Brief: Copy out all lines where "name" appears.

# # # #

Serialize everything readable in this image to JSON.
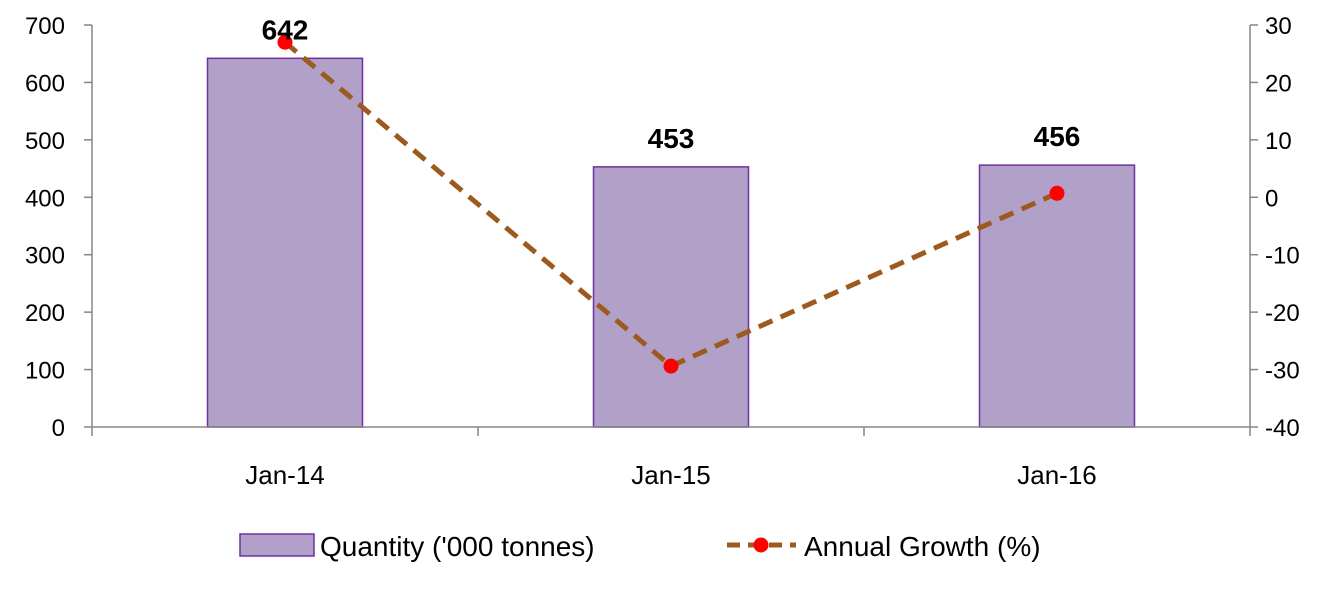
{
  "chart_data": {
    "type": "bar",
    "categories": [
      "Jan-14",
      "Jan-15",
      "Jan-16"
    ],
    "series": [
      {
        "name": "Quantity ('000 tonnes)",
        "type": "bar",
        "axis": "left",
        "values": [
          642,
          453,
          456
        ],
        "data_labels": [
          "642",
          "453",
          "456"
        ],
        "color": "#b1a0c7",
        "border_color": "#7030a0"
      },
      {
        "name": "Annual Growth (%)",
        "type": "line",
        "axis": "right",
        "values": [
          27,
          -29.4,
          0.7
        ],
        "line_color": "#9c5a1e",
        "marker_color": "#ff0000",
        "line_style": "dashed"
      }
    ],
    "left_axis": {
      "min": 0,
      "max": 700,
      "step": 100,
      "ticks": [
        "0",
        "100",
        "200",
        "300",
        "400",
        "500",
        "600",
        "700"
      ]
    },
    "right_axis": {
      "min": -40,
      "max": 30,
      "step": 10,
      "ticks": [
        "-40",
        "-30",
        "-20",
        "-10",
        "0",
        "10",
        "20",
        "30"
      ]
    },
    "grid": false,
    "legend_position": "bottom",
    "title": "",
    "xlabel": "",
    "ylabel": ""
  }
}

# # # #

Answer to the exercise:
        "name": "Quantity ('000 tonnes)",
        "name": "Annual Growth (%)",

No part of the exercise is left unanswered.